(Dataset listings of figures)
/---

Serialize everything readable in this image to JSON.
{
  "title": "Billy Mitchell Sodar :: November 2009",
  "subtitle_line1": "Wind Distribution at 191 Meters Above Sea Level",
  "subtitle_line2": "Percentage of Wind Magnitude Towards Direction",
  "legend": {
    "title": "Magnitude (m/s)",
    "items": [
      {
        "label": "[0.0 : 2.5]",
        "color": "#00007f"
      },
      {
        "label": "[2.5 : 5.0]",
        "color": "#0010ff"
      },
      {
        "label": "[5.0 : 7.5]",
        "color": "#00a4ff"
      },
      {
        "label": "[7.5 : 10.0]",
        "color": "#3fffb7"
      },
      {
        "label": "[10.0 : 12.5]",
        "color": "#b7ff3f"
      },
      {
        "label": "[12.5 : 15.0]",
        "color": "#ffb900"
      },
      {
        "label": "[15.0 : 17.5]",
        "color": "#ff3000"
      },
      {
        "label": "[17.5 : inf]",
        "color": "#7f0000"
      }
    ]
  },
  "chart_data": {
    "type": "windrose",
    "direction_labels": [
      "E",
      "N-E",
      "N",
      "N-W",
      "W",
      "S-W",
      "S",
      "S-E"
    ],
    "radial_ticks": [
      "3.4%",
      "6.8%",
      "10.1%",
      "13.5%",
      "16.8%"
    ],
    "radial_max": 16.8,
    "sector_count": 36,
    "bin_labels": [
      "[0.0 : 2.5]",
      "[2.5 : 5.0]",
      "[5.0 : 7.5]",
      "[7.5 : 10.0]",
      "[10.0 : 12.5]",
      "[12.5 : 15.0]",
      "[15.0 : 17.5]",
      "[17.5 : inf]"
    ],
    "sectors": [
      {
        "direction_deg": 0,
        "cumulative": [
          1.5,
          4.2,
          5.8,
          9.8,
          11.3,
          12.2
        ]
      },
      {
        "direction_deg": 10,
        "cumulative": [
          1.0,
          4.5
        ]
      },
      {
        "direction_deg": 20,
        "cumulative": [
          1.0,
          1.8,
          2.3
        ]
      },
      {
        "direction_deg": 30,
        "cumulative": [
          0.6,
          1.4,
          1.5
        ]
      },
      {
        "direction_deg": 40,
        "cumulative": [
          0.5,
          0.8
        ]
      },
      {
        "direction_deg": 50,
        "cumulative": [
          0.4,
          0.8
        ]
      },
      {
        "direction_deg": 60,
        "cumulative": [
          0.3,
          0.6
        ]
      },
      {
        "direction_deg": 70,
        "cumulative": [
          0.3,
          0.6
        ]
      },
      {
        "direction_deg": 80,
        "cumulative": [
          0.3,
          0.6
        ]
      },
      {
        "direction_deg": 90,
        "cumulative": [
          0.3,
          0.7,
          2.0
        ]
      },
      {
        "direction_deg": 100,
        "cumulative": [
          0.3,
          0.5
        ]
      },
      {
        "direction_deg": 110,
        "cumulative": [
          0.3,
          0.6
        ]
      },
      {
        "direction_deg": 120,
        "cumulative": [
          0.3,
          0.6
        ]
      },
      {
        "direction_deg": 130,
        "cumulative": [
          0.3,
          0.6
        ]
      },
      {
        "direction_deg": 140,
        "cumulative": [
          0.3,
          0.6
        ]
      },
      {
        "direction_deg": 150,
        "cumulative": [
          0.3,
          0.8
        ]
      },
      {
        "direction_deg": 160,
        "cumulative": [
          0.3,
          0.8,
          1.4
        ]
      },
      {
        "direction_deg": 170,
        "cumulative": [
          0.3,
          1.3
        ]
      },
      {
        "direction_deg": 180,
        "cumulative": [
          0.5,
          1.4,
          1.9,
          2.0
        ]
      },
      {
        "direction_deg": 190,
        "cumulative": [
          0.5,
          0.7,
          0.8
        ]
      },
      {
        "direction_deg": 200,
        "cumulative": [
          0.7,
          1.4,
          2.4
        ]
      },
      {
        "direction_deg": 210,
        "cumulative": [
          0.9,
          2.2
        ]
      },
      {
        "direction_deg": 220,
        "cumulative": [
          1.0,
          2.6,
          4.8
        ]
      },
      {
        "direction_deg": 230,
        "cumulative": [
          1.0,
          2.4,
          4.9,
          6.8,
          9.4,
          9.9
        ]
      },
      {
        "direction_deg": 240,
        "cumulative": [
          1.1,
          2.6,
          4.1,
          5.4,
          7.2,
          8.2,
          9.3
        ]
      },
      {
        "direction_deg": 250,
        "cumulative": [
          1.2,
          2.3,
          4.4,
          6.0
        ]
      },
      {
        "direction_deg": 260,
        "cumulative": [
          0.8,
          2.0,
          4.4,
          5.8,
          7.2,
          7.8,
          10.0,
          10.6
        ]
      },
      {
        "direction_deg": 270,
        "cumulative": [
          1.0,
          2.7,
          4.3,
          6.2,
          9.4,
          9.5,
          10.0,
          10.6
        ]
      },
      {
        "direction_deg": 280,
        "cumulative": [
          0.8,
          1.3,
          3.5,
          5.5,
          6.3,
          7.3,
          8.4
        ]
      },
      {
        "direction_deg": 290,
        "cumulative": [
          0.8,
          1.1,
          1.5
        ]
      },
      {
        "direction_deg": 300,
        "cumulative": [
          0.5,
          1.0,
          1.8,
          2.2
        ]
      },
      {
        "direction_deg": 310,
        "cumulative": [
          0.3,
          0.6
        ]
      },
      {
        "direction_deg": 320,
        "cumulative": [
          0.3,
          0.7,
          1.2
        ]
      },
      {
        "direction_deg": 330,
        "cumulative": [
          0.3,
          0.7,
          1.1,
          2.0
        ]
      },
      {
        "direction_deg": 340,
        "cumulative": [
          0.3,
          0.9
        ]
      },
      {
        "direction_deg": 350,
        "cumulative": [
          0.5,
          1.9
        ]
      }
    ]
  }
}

\---

▸ **The task**: Output every record above exactly as it appears.

▸ **Exercise solution**:
Serialize everything readable in this image to JSON.
{
  "title": "Billy Mitchell Sodar :: November 2009",
  "subtitle_line1": "Wind Distribution at 191 Meters Above Sea Level",
  "subtitle_line2": "Percentage of Wind Magnitude Towards Direction",
  "legend": {
    "title": "Magnitude (m/s)",
    "items": [
      {
        "label": "[0.0 : 2.5]",
        "color": "#00007f"
      },
      {
        "label": "[2.5 : 5.0]",
        "color": "#0010ff"
      },
      {
        "label": "[5.0 : 7.5]",
        "color": "#00a4ff"
      },
      {
        "label": "[7.5 : 10.0]",
        "color": "#3fffb7"
      },
      {
        "label": "[10.0 : 12.5]",
        "color": "#b7ff3f"
      },
      {
        "label": "[12.5 : 15.0]",
        "color": "#ffb900"
      },
      {
        "label": "[15.0 : 17.5]",
        "color": "#ff3000"
      },
      {
        "label": "[17.5 : inf]",
        "color": "#7f0000"
      }
    ]
  },
  "chart_data": {
    "type": "windrose",
    "direction_labels": [
      "E",
      "N-E",
      "N",
      "N-W",
      "W",
      "S-W",
      "S",
      "S-E"
    ],
    "radial_ticks": [
      "3.4%",
      "6.8%",
      "10.1%",
      "13.5%",
      "16.8%"
    ],
    "radial_max": 16.8,
    "sector_count": 36,
    "bin_labels": [
      "[0.0 : 2.5]",
      "[2.5 : 5.0]",
      "[5.0 : 7.5]",
      "[7.5 : 10.0]",
      "[10.0 : 12.5]",
      "[12.5 : 15.0]",
      "[15.0 : 17.5]",
      "[17.5 : inf]"
    ],
    "sectors": [
      {
        "direction_deg": 0,
        "cumulative": [
          1.5,
          4.2,
          5.8,
          9.8,
          11.3,
          12.2
        ]
      },
      {
        "direction_deg": 10,
        "cumulative": [
          1.0,
          4.5
        ]
      },
      {
        "direction_deg": 20,
        "cumulative": [
          1.0,
          1.8,
          2.3
        ]
      },
      {
        "direction_deg": 30,
        "cumulative": [
          0.6,
          1.4,
          1.5
        ]
      },
      {
        "direction_deg": 40,
        "cumulative": [
          0.5,
          0.8
        ]
      },
      {
        "direction_deg": 50,
        "cumulative": [
          0.4,
          0.8
        ]
      },
      {
        "direction_deg": 60,
        "cumulative": [
          0.3,
          0.6
        ]
      },
      {
        "direction_deg": 70,
        "cumulative": [
          0.3,
          0.6
        ]
      },
      {
        "direction_deg": 80,
        "cumulative": [
          0.3,
          0.6
        ]
      },
      {
        "direction_deg": 90,
        "cumulative": [
          0.3,
          0.7,
          2.0
        ]
      },
      {
        "direction_deg": 100,
        "cumulative": [
          0.3,
          0.5
        ]
      },
      {
        "direction_deg": 110,
        "cumulative": [
          0.3,
          0.6
        ]
      },
      {
        "direction_deg": 120,
        "cumulative": [
          0.3,
          0.6
        ]
      },
      {
        "direction_deg": 130,
        "cumulative": [
          0.3,
          0.6
        ]
      },
      {
        "direction_deg": 140,
        "cumulative": [
          0.3,
          0.6
        ]
      },
      {
        "direction_deg": 150,
        "cumulative": [
          0.3,
          0.8
        ]
      },
      {
        "direction_deg": 160,
        "cumulative": [
          0.3,
          0.8,
          1.4
        ]
      },
      {
        "direction_deg": 170,
        "cumulative": [
          0.3,
          1.3
        ]
      },
      {
        "direction_deg": 180,
        "cumulative": [
          0.5,
          1.4,
          1.9,
          2.0
        ]
      },
      {
        "direction_deg": 190,
        "cumulative": [
          0.5,
          0.7,
          0.8
        ]
      },
      {
        "direction_deg": 200,
        "cumulative": [
          0.7,
          1.4,
          2.4
        ]
      },
      {
        "direction_deg": 210,
        "cumulative": [
          0.9,
          2.2
        ]
      },
      {
        "direction_deg": 220,
        "cumulative": [
          1.0,
          2.6,
          4.8
        ]
      },
      {
        "direction_deg": 230,
        "cumulative": [
          1.0,
          2.4,
          4.9,
          6.8,
          9.4,
          9.9
        ]
      },
      {
        "direction_deg": 240,
        "cumulative": [
          1.1,
          2.6,
          4.1,
          5.4,
          7.2,
          8.2,
          9.3
        ]
      },
      {
        "direction_deg": 250,
        "cumulative": [
          1.2,
          2.3,
          4.4,
          6.0
        ]
      },
      {
        "direction_deg": 260,
        "cumulative": [
          0.8,
          2.0,
          4.4,
          5.8,
          7.2,
          7.8,
          10.0,
          10.6
        ]
      },
      {
        "direction_deg": 270,
        "cumulative": [
          1.0,
          2.7,
          4.3,
          6.2,
          9.4,
          9.5,
          10.0,
          10.6
        ]
      },
      {
        "direction_deg": 280,
        "cumulative": [
          0.8,
          1.3,
          3.5,
          5.5,
          6.3,
          7.3,
          8.4
        ]
      },
      {
        "direction_deg": 290,
        "cumulative": [
          0.8,
          1.1,
          1.5
        ]
      },
      {
        "direction_deg": 300,
        "cumulative": [
          0.5,
          1.0,
          1.8,
          2.2
        ]
      },
      {
        "direction_deg": 310,
        "cumulative": [
          0.3,
          0.6
        ]
      },
      {
        "direction_deg": 320,
        "cumulative": [
          0.3,
          0.7,
          1.2
        ]
      },
      {
        "direction_deg": 330,
        "cumulative": [
          0.3,
          0.7,
          1.1,
          2.0
        ]
      },
      {
        "direction_deg": 340,
        "cumulative": [
          0.3,
          0.9
        ]
      },
      {
        "direction_deg": 350,
        "cumulative": [
          0.5,
          1.9
        ]
      }
    ]
  }
}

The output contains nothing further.